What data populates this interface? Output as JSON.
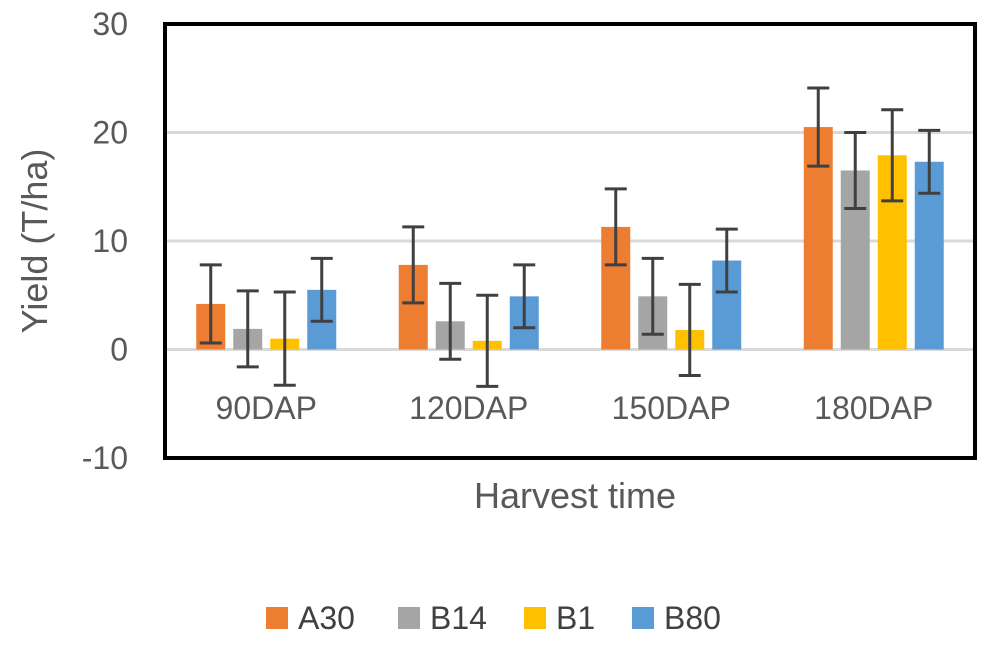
{
  "chart_data": {
    "type": "bar",
    "title": "",
    "xlabel": "Harvest time",
    "ylabel": "Yield (T/ha)",
    "ylim": [
      -10,
      30
    ],
    "yticks": [
      -10,
      0,
      10,
      20,
      30
    ],
    "grid": true,
    "legend_position": "bottom",
    "categories": [
      "90DAP",
      "120DAP",
      "150DAP",
      "180DAP"
    ],
    "series": [
      {
        "name": "A30",
        "color": "#ED7D31",
        "values": [
          4.2,
          7.8,
          11.3,
          20.5
        ],
        "errors": [
          3.6,
          3.5,
          3.5,
          3.6
        ]
      },
      {
        "name": "B14",
        "color": "#A5A5A5",
        "values": [
          1.9,
          2.6,
          4.9,
          16.5
        ],
        "errors": [
          3.5,
          3.5,
          3.5,
          3.5
        ]
      },
      {
        "name": "B1",
        "color": "#FFC000",
        "values": [
          1.0,
          0.8,
          1.8,
          17.9
        ],
        "errors": [
          4.3,
          4.2,
          4.2,
          4.2
        ]
      },
      {
        "name": "B80",
        "color": "#5B9BD5",
        "values": [
          5.5,
          4.9,
          8.2,
          17.3
        ],
        "errors": [
          2.9,
          2.9,
          2.9,
          2.9
        ]
      }
    ]
  }
}
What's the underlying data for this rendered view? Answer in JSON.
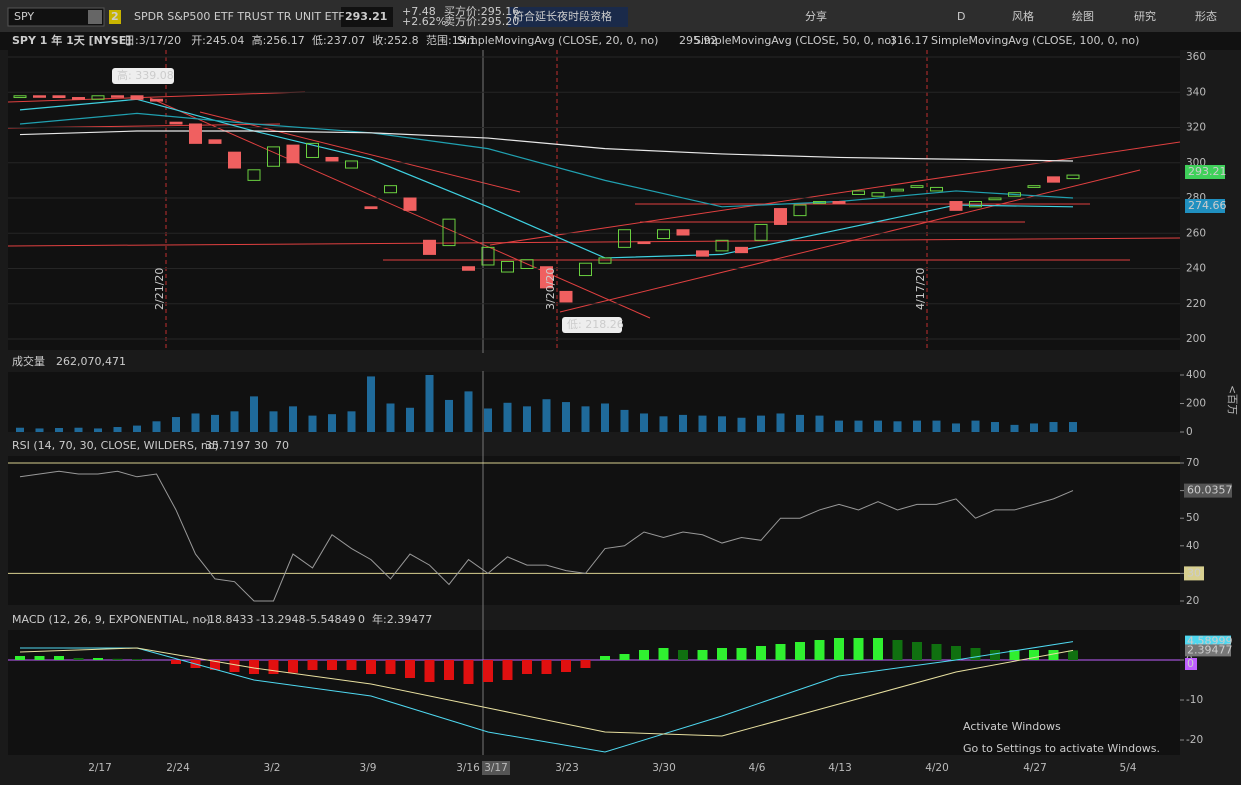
{
  "header": {
    "symbol": "SPY",
    "badge": "2",
    "name": "SPDR S&P500 ETF TRUST TR UNIT ETF",
    "price": "293.21",
    "change": "+7.48",
    "change_pct": "+2.62%",
    "bid": "买方价:295.16",
    "ask": "卖方价:295.20",
    "note": "符合延长夜时段资格",
    "tools": [
      "分享",
      "D",
      "风格",
      "绘图",
      "研究",
      "形态"
    ]
  },
  "info": {
    "title": "SPY 1 年 1天 [NYSE]",
    "fields": [
      "日:3/17/20",
      "开:245.04",
      "高:256.17",
      "低:237.07",
      "收:252.8",
      "范围:19.1"
    ],
    "studies": [
      "SimpleMovingAvg (CLOSE, 20, 0, no)",
      "295.92",
      "SimpleMovingAvg (CLOSE, 50, 0, no)",
      "316.17",
      "SimpleMovingAvg (CLOSE, 100, 0, no)"
    ]
  },
  "price": {
    "ylim": [
      200,
      360
    ],
    "yticks": [
      360,
      340,
      320,
      300,
      280,
      260,
      240,
      220,
      200
    ],
    "tags": [
      "293.21",
      "274.66"
    ],
    "annotations": [
      "高: 339.08",
      "低: 218.26"
    ],
    "date_marks": [
      "2/21/20",
      "3/20/20",
      "4/17/20"
    ],
    "open": [
      337,
      338,
      338,
      337,
      336,
      338,
      338,
      336,
      323,
      322,
      313,
      306,
      290,
      298,
      310,
      303,
      303,
      297,
      275,
      283,
      280,
      256,
      253,
      241,
      242,
      238,
      240,
      241,
      227,
      236,
      243,
      252,
      255,
      257,
      262,
      250,
      250,
      252,
      256,
      274,
      270,
      277,
      278,
      282,
      281,
      284,
      286,
      284,
      278,
      275,
      279,
      281,
      286,
      292,
      291
    ],
    "close": [
      338,
      338,
      337,
      336,
      338,
      338,
      336,
      335,
      322,
      311,
      311,
      297,
      296,
      309,
      300,
      311,
      301,
      301,
      274,
      287,
      273,
      248,
      268,
      239,
      252,
      244,
      245,
      229,
      221,
      243,
      246,
      262,
      255,
      262,
      259,
      247,
      256,
      249,
      265,
      265,
      276,
      278,
      277,
      284,
      283,
      285,
      287,
      286,
      273,
      278,
      280,
      283,
      287,
      289,
      293
    ],
    "ma_x": [
      0,
      6,
      12,
      18,
      24,
      30,
      36,
      42,
      48,
      54
    ],
    "ma": [
      {
        "name": "SMA20",
        "color": "#3fd0e0",
        "values": [
          330,
          336,
          318,
          302,
          275,
          246,
          248,
          262,
          276,
          275
        ]
      },
      {
        "name": "SMA50",
        "color": "#20a0b0",
        "values": [
          322,
          328,
          322,
          317,
          308,
          290,
          275,
          278,
          284,
          280
        ]
      },
      {
        "name": "SMA100",
        "color": "#e8e8e8",
        "values": [
          316,
          318,
          318,
          317,
          314,
          308,
          305,
          303,
          302,
          301
        ]
      }
    ]
  },
  "volume": {
    "label": "成交量",
    "value": "262,070,471",
    "unit": "<百万",
    "ylim": [
      0,
      400
    ],
    "yticks": [
      400,
      200,
      0
    ],
    "values": [
      30,
      25,
      28,
      30,
      25,
      35,
      45,
      75,
      105,
      130,
      120,
      145,
      250,
      145,
      180,
      115,
      125,
      145,
      390,
      200,
      170,
      400,
      225,
      285,
      165,
      205,
      180,
      230,
      210,
      180,
      200,
      155,
      130,
      110,
      120,
      115,
      110,
      100,
      115,
      130,
      120,
      115,
      80,
      80,
      80,
      75,
      80,
      80,
      60,
      80,
      70,
      50,
      60,
      70,
      70
    ]
  },
  "rsi": {
    "label": "RSI (14, 70, 30, CLOSE, WILDERS, no)",
    "fields": [
      "35.7197",
      "30",
      "70"
    ],
    "ylim": [
      15,
      75
    ],
    "yticks": [
      70,
      60,
      50,
      40,
      30,
      20
    ],
    "tags": [
      "60.0357",
      "30"
    ],
    "values": [
      65,
      66,
      67,
      66,
      66,
      67,
      65,
      66,
      53,
      37,
      28,
      27,
      20,
      20,
      37,
      32,
      44,
      39,
      35,
      28,
      37,
      33,
      26,
      35,
      30,
      36,
      33,
      33,
      31,
      30,
      39,
      40,
      45,
      43,
      45,
      44,
      41,
      43,
      42,
      50,
      50,
      53,
      55,
      53,
      56,
      53,
      55,
      55,
      57,
      50,
      53,
      53,
      55,
      57,
      60
    ]
  },
  "macd": {
    "label": "MACD (12, 26, 9, EXPONENTIAL, no)",
    "fields": [
      "-18.8433",
      "-13.2948",
      "-5.54849",
      "0",
      "年:2.39477"
    ],
    "ylim": [
      -24,
      7
    ],
    "yticks": [
      0,
      -10,
      -20
    ],
    "tags": [
      "4.58999",
      "2.39477",
      "0"
    ],
    "hist": [
      1,
      1,
      1,
      0.5,
      0.5,
      0.3,
      0.2,
      0,
      -1,
      -2,
      -2.5,
      -3,
      -3.5,
      -3.5,
      -3.2,
      -2.5,
      -2.5,
      -2.5,
      -3.5,
      -3.5,
      -4.5,
      -5.5,
      -5,
      -6,
      -5.5,
      -5,
      -3.5,
      -3.5,
      -3,
      -2,
      1,
      1.5,
      2.5,
      3,
      2.5,
      2.5,
      3,
      3,
      3.5,
      4,
      4.5,
      5,
      5.5,
      5.5,
      5.5,
      5,
      4.5,
      4,
      3.5,
      3,
      2.5,
      2.5,
      2.5,
      2.5,
      2.4
    ],
    "line_x": [
      0,
      6,
      12,
      18,
      24,
      30,
      36,
      42,
      48,
      54
    ],
    "macd": [
      3,
      3,
      -5,
      -9,
      -18,
      -23,
      -14,
      -4,
      0,
      4.6
    ],
    "signal": [
      2,
      3,
      -2,
      -6,
      -12,
      -18,
      -19,
      -11,
      -3,
      2.4
    ]
  },
  "x_axis": {
    "labels": [
      "2/17",
      "2/24",
      "3/2",
      "3/9",
      "3/16",
      "3/17",
      "3/23",
      "3/30",
      "4/6",
      "4/13",
      "4/20",
      "4/27",
      "5/4"
    ]
  },
  "watermark": [
    "Activate Windows",
    "Go to Settings to activate Windows."
  ]
}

........

> _EXERCISE DESCRIPTION_
Retype the records exactly. Any image in them should not appear in what you write.

> _THE COMPLETED TASK_
What data populates this interface? Output as JSON.
{
  "chart_data": {
    "type": "bar",
    "title": "",
    "xlabel": "Harvest time",
    "ylabel": "Yield (T/ha)",
    "ylim": [
      -10,
      30
    ],
    "yticks": [
      -10,
      0,
      10,
      20,
      30
    ],
    "grid": true,
    "legend_position": "bottom",
    "categories": [
      "90DAP",
      "120DAP",
      "150DAP",
      "180DAP"
    ],
    "series": [
      {
        "name": "A30",
        "color": "#ED7D31",
        "values": [
          4.2,
          7.8,
          11.3,
          20.5
        ],
        "errors": [
          3.6,
          3.5,
          3.5,
          3.6
        ]
      },
      {
        "name": "B14",
        "color": "#A5A5A5",
        "values": [
          1.9,
          2.6,
          4.9,
          16.5
        ],
        "errors": [
          3.5,
          3.5,
          3.5,
          3.5
        ]
      },
      {
        "name": "B1",
        "color": "#FFC000",
        "values": [
          1.0,
          0.8,
          1.8,
          17.9
        ],
        "errors": [
          4.3,
          4.2,
          4.2,
          4.2
        ]
      },
      {
        "name": "B80",
        "color": "#5B9BD5",
        "values": [
          5.5,
          4.9,
          8.2,
          17.3
        ],
        "errors": [
          2.9,
          2.9,
          2.9,
          2.9
        ]
      }
    ]
  }
}
What's the underlying data for this rendered view? Answer in JSON.
{
  "header": {
    "symbol": "SPY",
    "badge": "2",
    "name": "SPDR S&P500 ETF TRUST TR UNIT ETF",
    "price": "293.21",
    "change": "+7.48",
    "change_pct": "+2.62%",
    "bid": "买方价:295.16",
    "ask": "卖方价:295.20",
    "note": "符合延长夜时段资格",
    "tools": [
      "分享",
      "D",
      "风格",
      "绘图",
      "研究",
      "形态"
    ]
  },
  "info": {
    "title": "SPY 1 年 1天 [NYSE]",
    "fields": [
      "日:3/17/20",
      "开:245.04",
      "高:256.17",
      "低:237.07",
      "收:252.8",
      "范围:19.1"
    ],
    "studies": [
      "SimpleMovingAvg (CLOSE, 20, 0, no)",
      "295.92",
      "SimpleMovingAvg (CLOSE, 50, 0, no)",
      "316.17",
      "SimpleMovingAvg (CLOSE, 100, 0, no)"
    ]
  },
  "price": {
    "ylim": [
      200,
      360
    ],
    "yticks": [
      360,
      340,
      320,
      300,
      280,
      260,
      240,
      220,
      200
    ],
    "tags": [
      "293.21",
      "274.66"
    ],
    "annotations": [
      "高: 339.08",
      "低: 218.26"
    ],
    "date_marks": [
      "2/21/20",
      "3/20/20",
      "4/17/20"
    ],
    "open": [
      337,
      338,
      338,
      337,
      336,
      338,
      338,
      336,
      323,
      322,
      313,
      306,
      290,
      298,
      310,
      303,
      303,
      297,
      275,
      283,
      280,
      256,
      253,
      241,
      242,
      238,
      240,
      241,
      227,
      236,
      243,
      252,
      255,
      257,
      262,
      250,
      250,
      252,
      256,
      274,
      270,
      277,
      278,
      282,
      281,
      284,
      286,
      284,
      278,
      275,
      279,
      281,
      286,
      292,
      291
    ],
    "close": [
      338,
      338,
      337,
      336,
      338,
      338,
      336,
      335,
      322,
      311,
      311,
      297,
      296,
      309,
      300,
      311,
      301,
      301,
      274,
      287,
      273,
      248,
      268,
      239,
      252,
      244,
      245,
      229,
      221,
      243,
      246,
      262,
      255,
      262,
      259,
      247,
      256,
      249,
      265,
      265,
      276,
      278,
      277,
      284,
      283,
      285,
      287,
      286,
      273,
      278,
      280,
      283,
      287,
      289,
      293
    ],
    "ma_x": [
      0,
      6,
      12,
      18,
      24,
      30,
      36,
      42,
      48,
      54
    ],
    "ma": [
      {
        "name": "SMA20",
        "color": "#3fd0e0",
        "values": [
          330,
          336,
          318,
          302,
          275,
          246,
          248,
          262,
          276,
          275
        ]
      },
      {
        "name": "SMA50",
        "color": "#20a0b0",
        "values": [
          322,
          328,
          322,
          317,
          308,
          290,
          275,
          278,
          284,
          280
        ]
      },
      {
        "name": "SMA100",
        "color": "#e8e8e8",
        "values": [
          316,
          318,
          318,
          317,
          314,
          308,
          305,
          303,
          302,
          301
        ]
      }
    ]
  },
  "volume": {
    "label": "成交量",
    "value": "262,070,471",
    "unit": "<百万",
    "ylim": [
      0,
      400
    ],
    "yticks": [
      400,
      200,
      0
    ],
    "values": [
      30,
      25,
      28,
      30,
      25,
      35,
      45,
      75,
      105,
      130,
      120,
      145,
      250,
      145,
      180,
      115,
      125,
      145,
      390,
      200,
      170,
      400,
      225,
      285,
      165,
      205,
      180,
      230,
      210,
      180,
      200,
      155,
      130,
      110,
      120,
      115,
      110,
      100,
      115,
      130,
      120,
      115,
      80,
      80,
      80,
      75,
      80,
      80,
      60,
      80,
      70,
      50,
      60,
      70,
      70
    ]
  },
  "rsi": {
    "label": "RSI (14, 70, 30, CLOSE, WILDERS, no)",
    "fields": [
      "35.7197",
      "30",
      "70"
    ],
    "ylim": [
      15,
      75
    ],
    "yticks": [
      70,
      60,
      50,
      40,
      30,
      20
    ],
    "tags": [
      "60.0357",
      "30"
    ],
    "values": [
      65,
      66,
      67,
      66,
      66,
      67,
      65,
      66,
      53,
      37,
      28,
      27,
      20,
      20,
      37,
      32,
      44,
      39,
      35,
      28,
      37,
      33,
      26,
      35,
      30,
      36,
      33,
      33,
      31,
      30,
      39,
      40,
      45,
      43,
      45,
      44,
      41,
      43,
      42,
      50,
      50,
      53,
      55,
      53,
      56,
      53,
      55,
      55,
      57,
      50,
      53,
      53,
      55,
      57,
      60
    ]
  },
  "macd": {
    "label": "MACD (12, 26, 9, EXPONENTIAL, no)",
    "fields": [
      "-18.8433",
      "-13.2948",
      "-5.54849",
      "0",
      "年:2.39477"
    ],
    "ylim": [
      -24,
      7
    ],
    "yticks": [
      0,
      -10,
      -20
    ],
    "tags": [
      "4.58999",
      "2.39477",
      "0"
    ],
    "hist": [
      1,
      1,
      1,
      0.5,
      0.5,
      0.3,
      0.2,
      0,
      -1,
      -2,
      -2.5,
      -3,
      -3.5,
      -3.5,
      -3.2,
      -2.5,
      -2.5,
      -2.5,
      -3.5,
      -3.5,
      -4.5,
      -5.5,
      -5,
      -6,
      -5.5,
      -5,
      -3.5,
      -3.5,
      -3,
      -2,
      1,
      1.5,
      2.5,
      3,
      2.5,
      2.5,
      3,
      3,
      3.5,
      4,
      4.5,
      5,
      5.5,
      5.5,
      5.5,
      5,
      4.5,
      4,
      3.5,
      3,
      2.5,
      2.5,
      2.5,
      2.5,
      2.4
    ],
    "line_x": [
      0,
      6,
      12,
      18,
      24,
      30,
      36,
      42,
      48,
      54
    ],
    "macd": [
      3,
      3,
      -5,
      -9,
      -18,
      -23,
      -14,
      -4,
      0,
      4.6
    ],
    "signal": [
      2,
      3,
      -2,
      -6,
      -12,
      -18,
      -19,
      -11,
      -3,
      2.4
    ]
  },
  "x_axis": {
    "labels": [
      "2/17",
      "2/24",
      "3/2",
      "3/9",
      "3/16",
      "3/17",
      "3/23",
      "3/30",
      "4/6",
      "4/13",
      "4/20",
      "4/27",
      "5/4"
    ]
  },
  "watermark": [
    "Activate Windows",
    "Go to Settings to activate Windows."
  ]
}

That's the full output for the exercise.